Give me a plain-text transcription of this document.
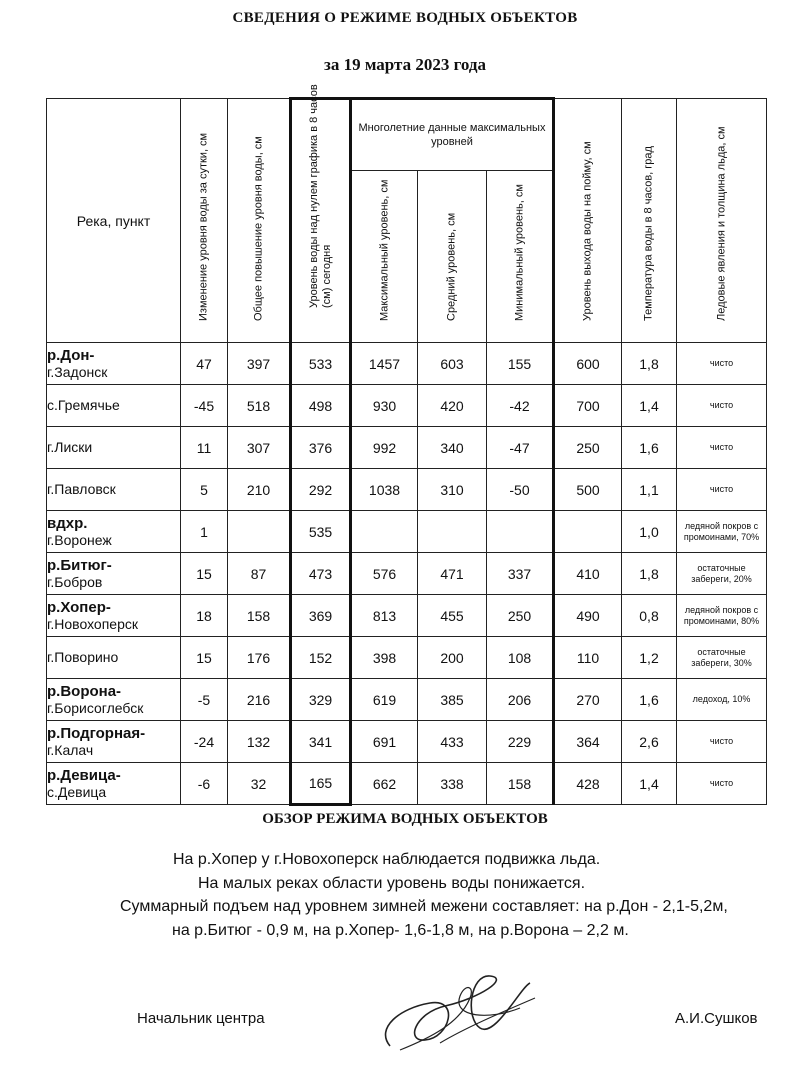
СВЕДЕНИЯ О РЕЖИМЕ ВОДНЫХ ОБЪЕКТОВ
за 19 марта 2023 года
Река, пункт	Изменение уровня воды за сутки, см	Общее повышение уровня воды, см	Уровень воды над нулем графика в 8 часов (см) сегодня	Многолетние данные максимальных уровней			Уровень выхода воды на пойму, см	Температура воды в 8 часов, град	Ледовые явления и толщина льда, см

				Максимальный уровень, см	Средний уровень, см	Минимальный уровень, см			

р.Дон-
г.Задонск	47	397	533	1457	603	155	600	1,8	чисто

с.Гремячье	-45	518	498	930	420	-42	700	1,4	чисто

г.Лиски	11	307	376	992	340	-47	250	1,6	чисто

г.Павловск	5	210	292	1038	310	-50	500	1,1	чисто

вдхр.
г.Воронеж	1		535					1,0	ледяной покров с промоинами, 70%

р.Битюг-
г.Бобров	15	87	473	576	471	337	410	1,8	остаточные забереги, 20%

р.Хопер-
г.Новохоперск	18	158	369	813	455	250	490	0,8	ледяной покров с промоинами, 80%

г.Поворино	15	176	152	398	200	108	110	1,2	остаточные забереги, 30%

р.Ворона-
г.Борисоглебск	-5	216	329	619	385	206	270	1,6	ледоход, 10%

р.Подгорная-
г.Калач	-24	132	341	691	433	229	364	2,6	чисто

р.Девица-
с.Девица	-6	32	165	662	338	158	428	1,4	чисто
ОБЗОР РЕЖИМА ВОДНЫХ ОБЪЕКТОВ
На р.Хопер у г.Новохоперск наблюдается подвижка льда.
На малых реках области уровень воды понижается.
Суммарный подъем над уровнем зимней межени составляет: на р.Дон - 2,1-5,2м,
на р.Битюг - 0,9 м, на р.Хопер- 1,6-1,8 м, на р.Ворона – 2,2 м.
Начальник центра	А.И.Сушков
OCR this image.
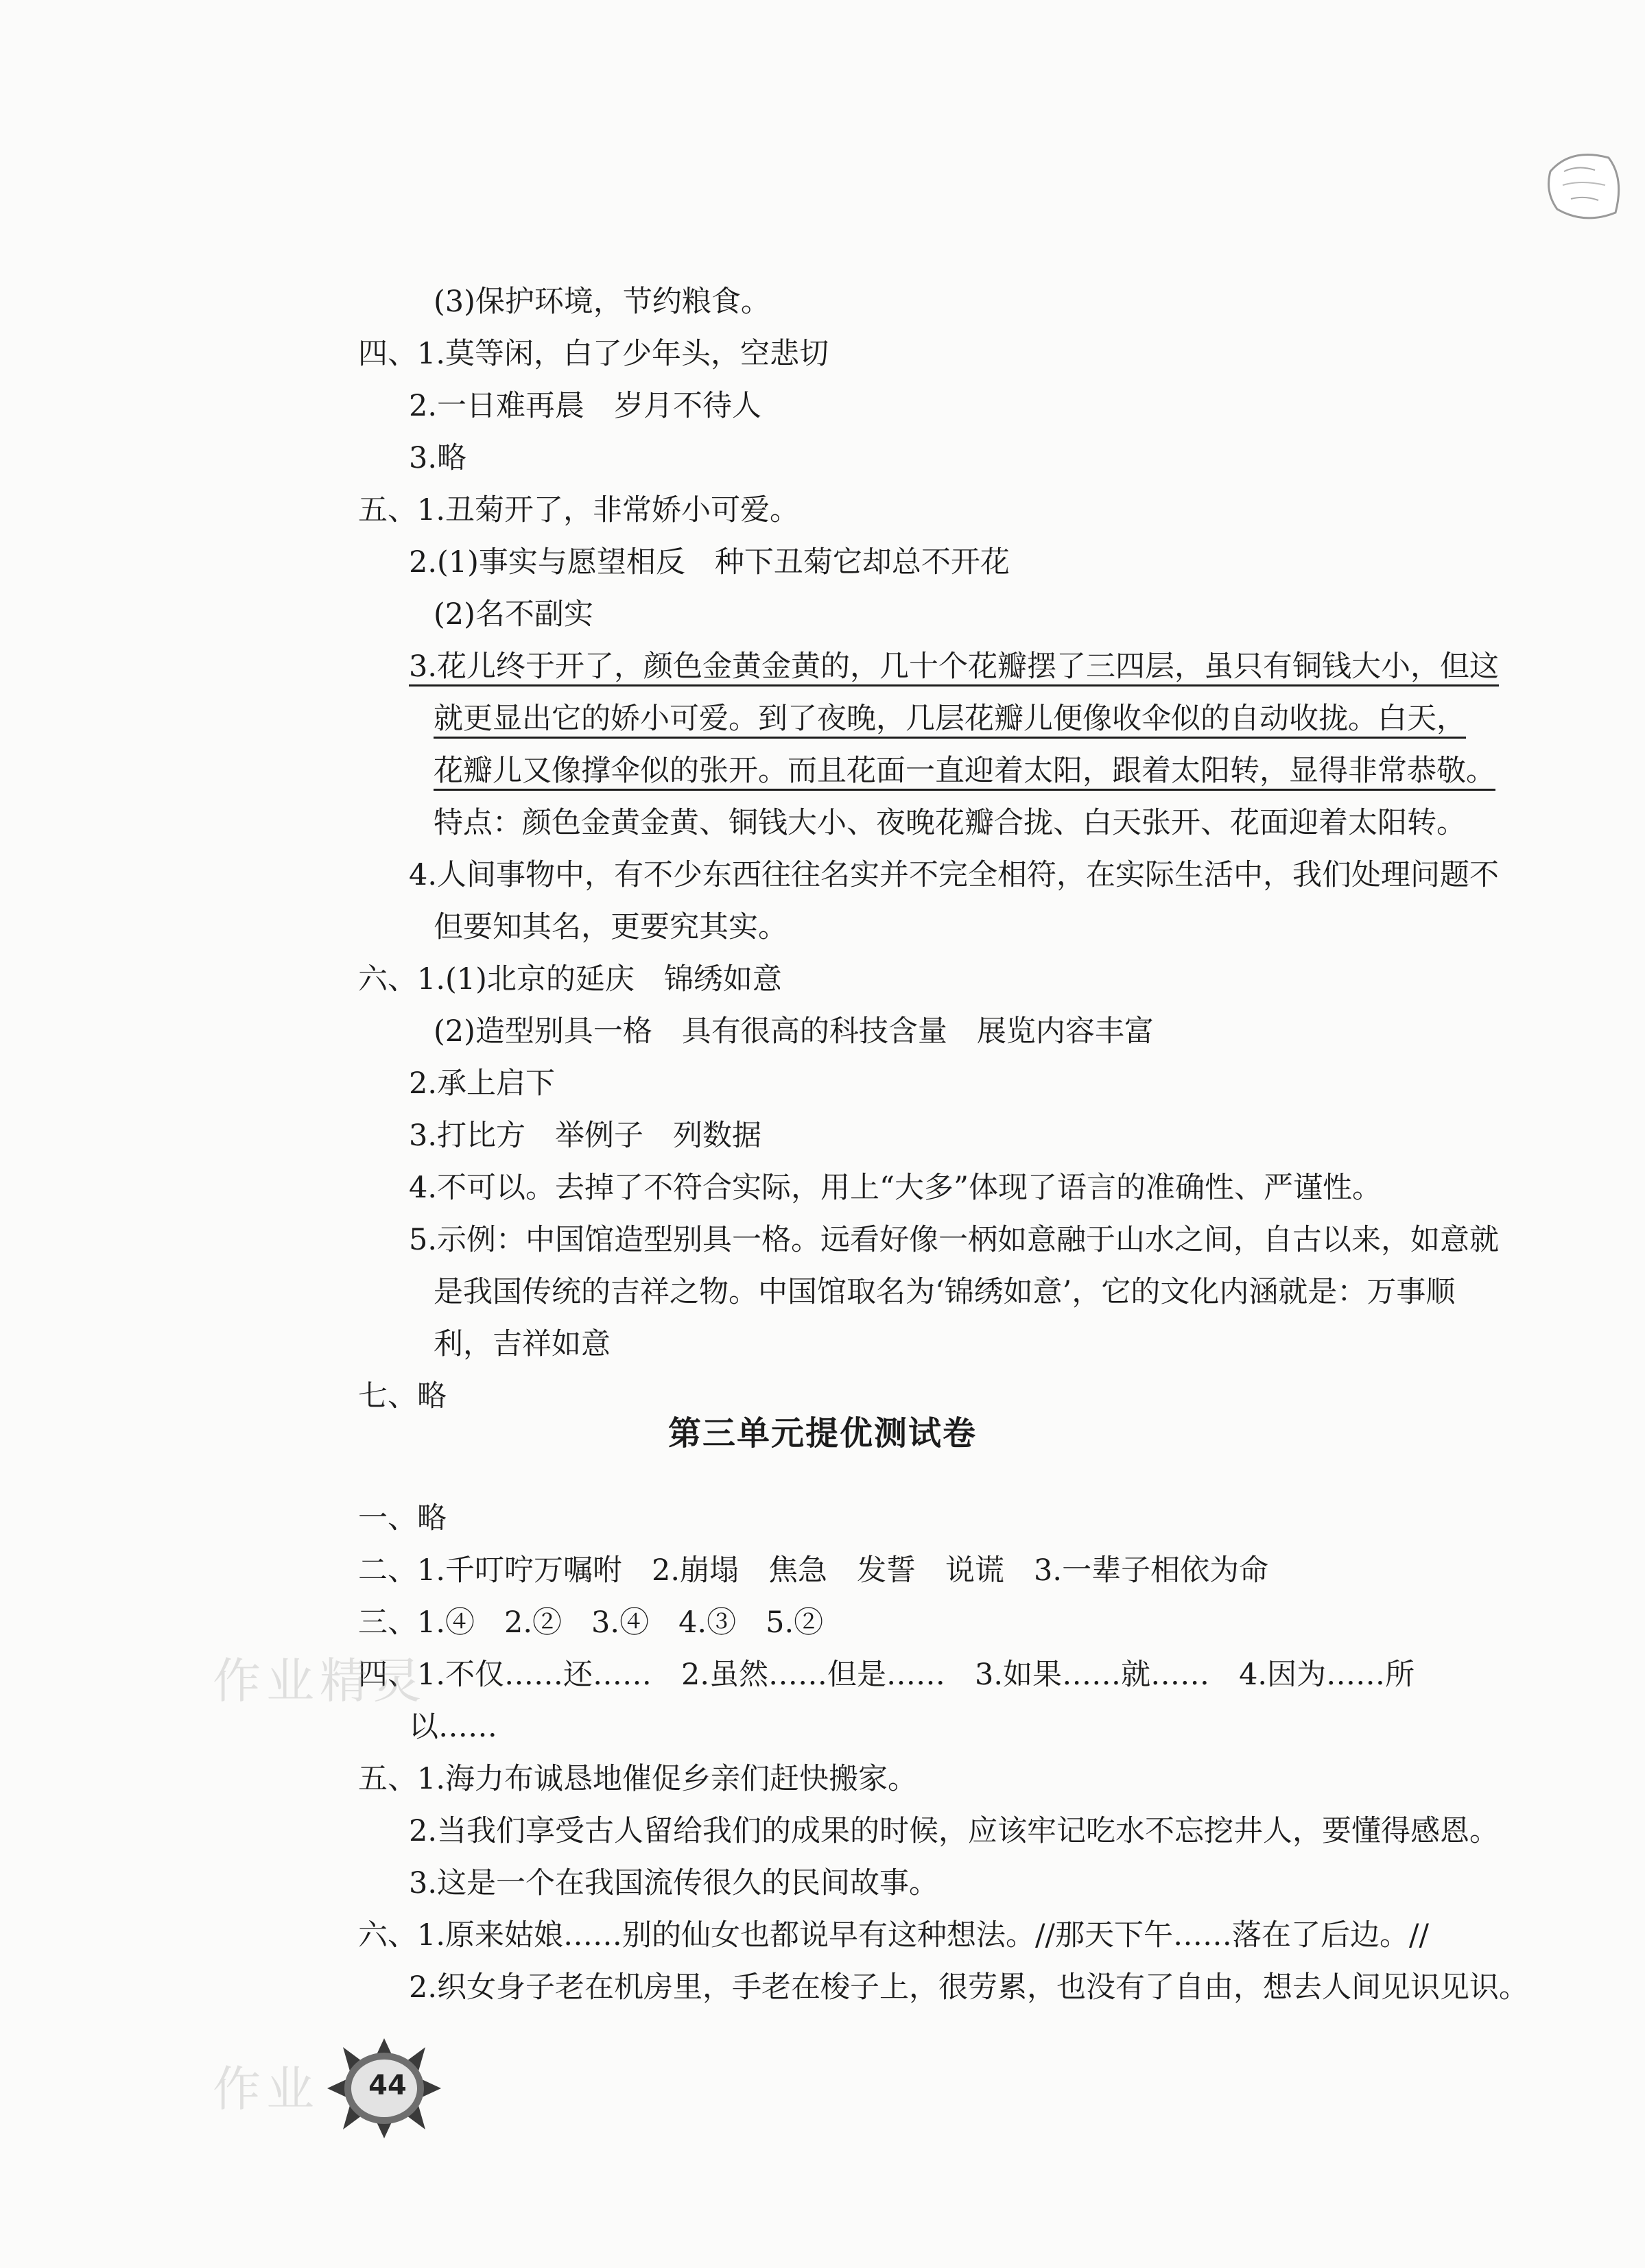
(3)保护环境，节约粮食。
四、1.莫等闲，白了少年头，空悲切
2.一日难再晨　岁月不待人
3.略
五、1.丑菊开了，非常娇小可爱。
2.(1)事实与愿望相反　种下丑菊它却总不开花
(2)名不副实
3.花儿终于开了，颜色金黄金黄的，几十个花瓣摆了三四层，虽只有铜钱大小，但这
就更显出它的娇小可爱。到了夜晚，几层花瓣儿便像收伞似的自动收拢。白天，
花瓣儿又像撑伞似的张开。而且花面一直迎着太阳，跟着太阳转，显得非常恭敬。
特点：颜色金黄金黄、铜钱大小、夜晚花瓣合拢、白天张开、花面迎着太阳转。
4.人间事物中，有不少东西往往名实并不完全相符，在实际生活中，我们处理问题不
但要知其名，更要究其实。
六、1.(1)北京的延庆　锦绣如意
(2)造型别具一格　具有很高的科技含量　展览内容丰富
2.承上启下
3.打比方　举例子　列数据
4.不可以。去掉了不符合实际，用上“大多”体现了语言的准确性、严谨性。
5.示例：中国馆造型别具一格。远看好像一柄如意融于山水之间，自古以来，如意就
是我国传统的吉祥之物。中国馆取名为‘锦绣如意’，它的文化内涵就是：万事顺
利，吉祥如意
七、略
第三单元提优测试卷
一、略
二、1.千叮咛万嘱咐　2.崩塌　焦急　发誓　说谎　3.一辈子相依为命
三、1.④　2.②　3.④　4.③　5.②
四、1.不仅……还……　2.虽然……但是……　3.如果……就……　4.因为……所
以……
五、1.海力布诚恳地催促乡亲们赶快搬家。
2.当我们享受古人留给我们的成果的时候，应该牢记吃水不忘挖井人，要懂得感恩。
3.这是一个在我国流传很久的民间故事。
六、1.原来姑娘……别的仙女也都说早有这种想法。//那天下午……落在了后边。//
2.织女身子老在机房里，手老在梭子上，很劳累，也没有了自由，想去人间见识见识。
作业精灵
作业	44
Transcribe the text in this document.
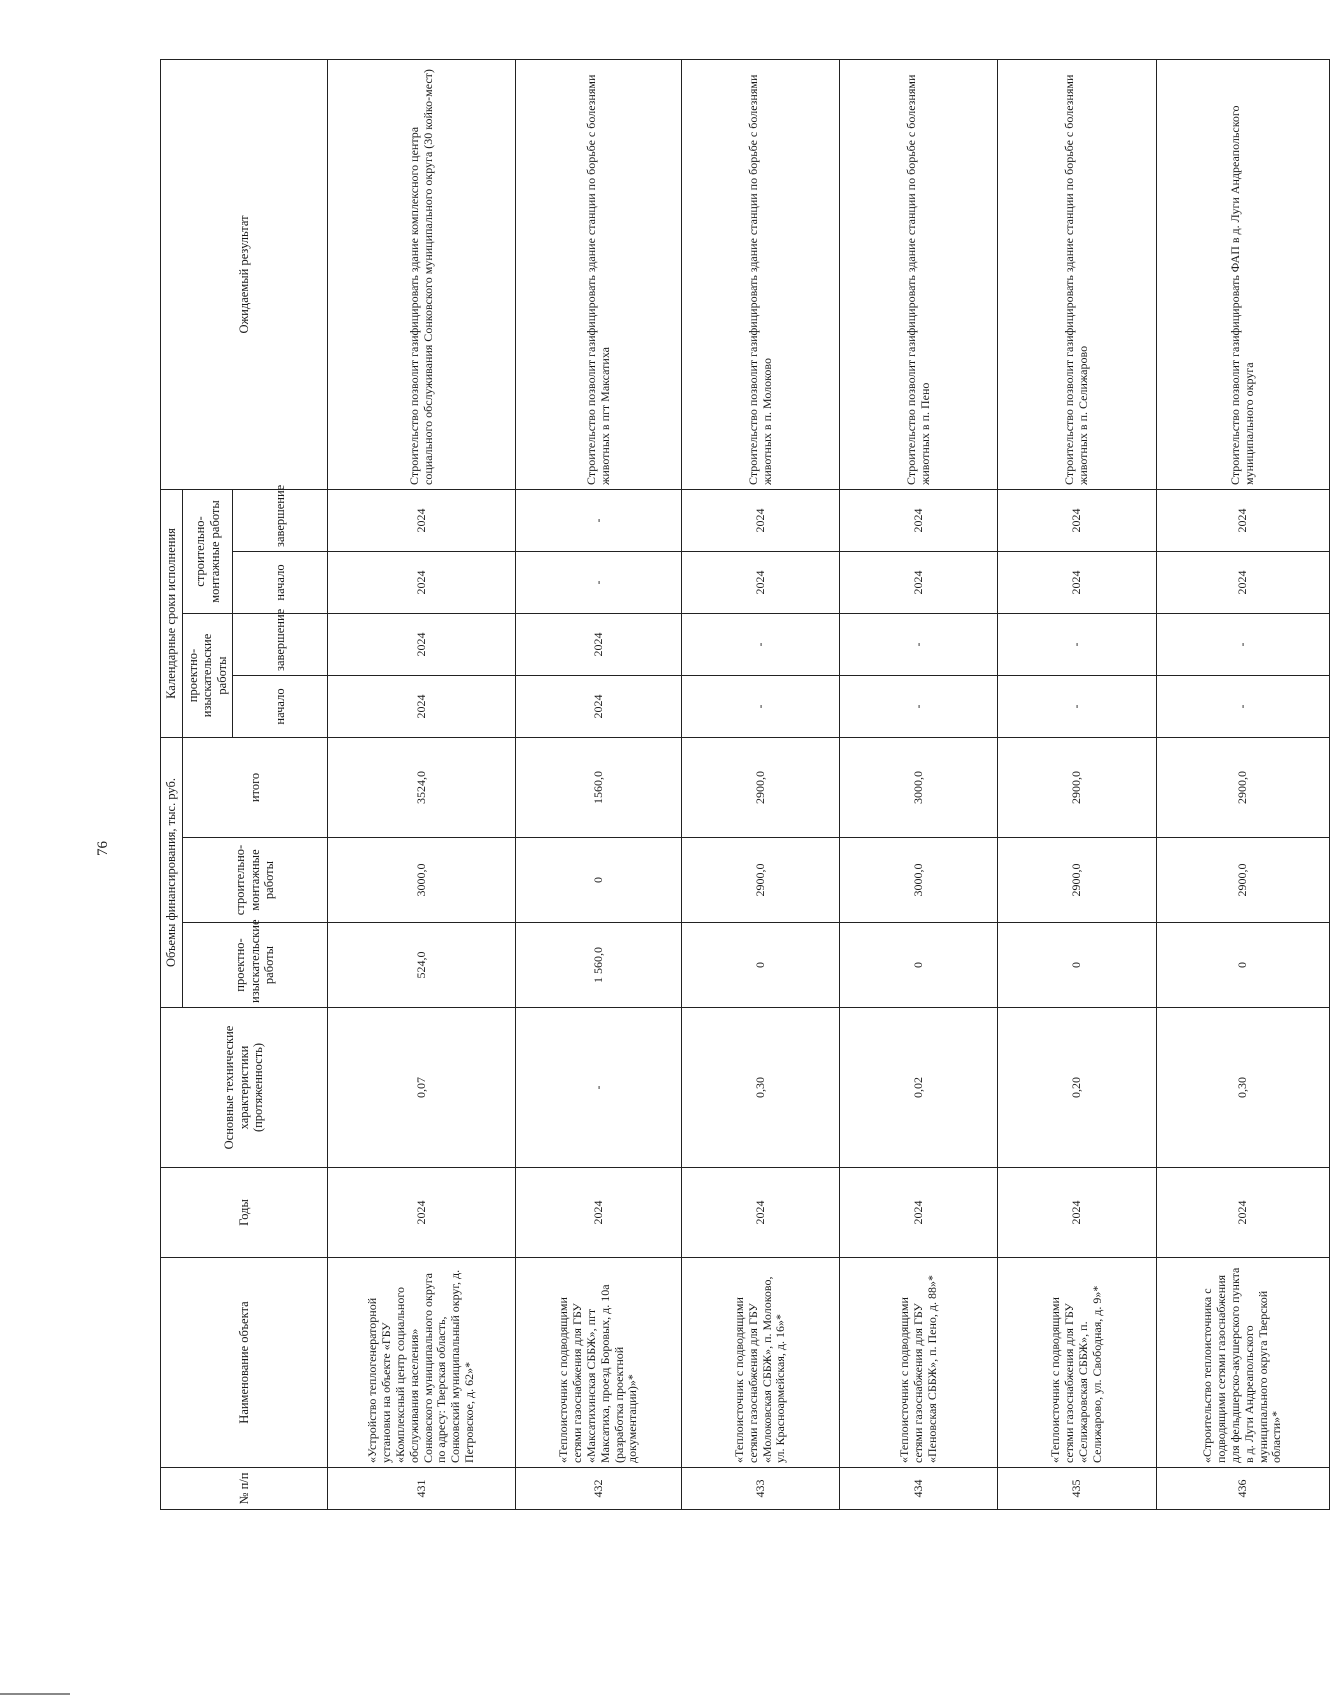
76
№ п/п	Наименование объекта	Годы	Основные технические характеристики (протяженность)	Объемы финансирования, тыс. руб.			Календарные сроки исполнения				Ожидаемый результат
				проектно-изыскательские работы	строительно-монтажные работы	итого	проектно-изыскательские работы		строительно-монтажные работы		
							начало	завершение	начало	завершение	
431	«Устройство теплогенераторной установки на объекте «ГБУ «Комплексный центр социального обслуживания населения» Сонковского муниципального округа по адресу: Тверская область, Сонковский муниципальный округ, д. Петровское, д. 62»*	2024	0,07	524,0	3000,0	3524,0	2024	2024	2024	2024	Строительство позволит газифицировать здание комплексного центра социального обслуживания Сонковского муниципального округа (30 койко-мест)
432	«Теплоисточник с подводящими сетями газоснабжения для ГБУ «Максатихинская СББЖ», пгт Максатиха, проезд Боровых, д. 10а (разработка проектной документации)»*	2024	-	1 560,0	0	1560,0	2024	2024	-	-	Строительство позволит газифицировать здание станции по борьбе с болезнями животных в пгт Максатиха
433	«Теплоисточник с подводящими сетями газоснабжения для ГБУ «Молоковская СББЖ», п. Молоково, ул. Красноармейская, д. 16»*	2024	0,30	0	2900,0	2900,0	-	-	2024	2024	Строительство позволит газифицировать здание станции по борьбе с болезнями животных в п. Молоково
434	«Теплоисточник с подводящими сетями газоснабжения для ГБУ «Пеновская СББЖ», п. Пено, д. 88»*	2024	0,02	0	3000,0	3000,0	-	-	2024	2024	Строительство позволит газифицировать здание станции по борьбе с болезнями животных в п. Пено
435	«Теплоисточник с подводящими сетями газоснабжения для ГБУ «Селижаровская СББЖ», п. Селижарово, ул. Свободная, д. 9»*	2024	0,20	0	2900,0	2900,0	-	-	2024	2024	Строительство позволит газифицировать здание станции по борьбе с болезнями животных в п. Селижарово
436	«Строительство теплоисточника с подводящими сетями газоснабжения для фельдшерско-акушерского пункта в д. Луги Андреапольского муниципального округа Тверской области»*	2024	0,30	0	2900,0	2900,0	-	-	2024	2024	Строительство позволит газифицировать ФАП в д. Луги Андреапольского муниципального округа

****

PROBLEM TO WORK ON:
Write out each line of the data that holds the string "锦绣如意".

FULL OUTPUT:
六、1.(1)北京的延庆　锦绣如意
是我国传统的吉祥之物。中国馆取名为‘锦绣如意’，它的文化内涵就是：万事顺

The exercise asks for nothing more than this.